> [AIM] Restate every entry word for word.

• • • • •

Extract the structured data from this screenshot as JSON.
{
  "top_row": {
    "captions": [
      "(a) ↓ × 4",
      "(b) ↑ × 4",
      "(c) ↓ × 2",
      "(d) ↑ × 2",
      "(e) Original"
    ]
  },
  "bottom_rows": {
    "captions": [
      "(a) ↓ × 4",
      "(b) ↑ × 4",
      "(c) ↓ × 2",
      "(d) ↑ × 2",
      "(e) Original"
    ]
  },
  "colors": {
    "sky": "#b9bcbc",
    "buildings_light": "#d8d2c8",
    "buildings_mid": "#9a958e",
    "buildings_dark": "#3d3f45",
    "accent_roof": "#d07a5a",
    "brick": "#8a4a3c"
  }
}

• • • • •

> [THE REPLY]
Extract the structured data from this screenshot as JSON.
{
  "top_row": {
    "captions": [
      "(a) ↓ × 4",
      "(b) ↑ × 4",
      "(c) ↓ × 2",
      "(d) ↑ × 2",
      "(e) Original"
    ]
  },
  "bottom_rows": {
    "captions": [
      "(a) ↓ × 4",
      "(b) ↑ × 4",
      "(c) ↓ × 2",
      "(d) ↑ × 2",
      "(e) Original"
    ]
  },
  "colors": {
    "sky": "#b9bcbc",
    "buildings_light": "#d8d2c8",
    "buildings_mid": "#9a958e",
    "buildings_dark": "#3d3f45",
    "accent_roof": "#d07a5a",
    "brick": "#8a4a3c"
  }
}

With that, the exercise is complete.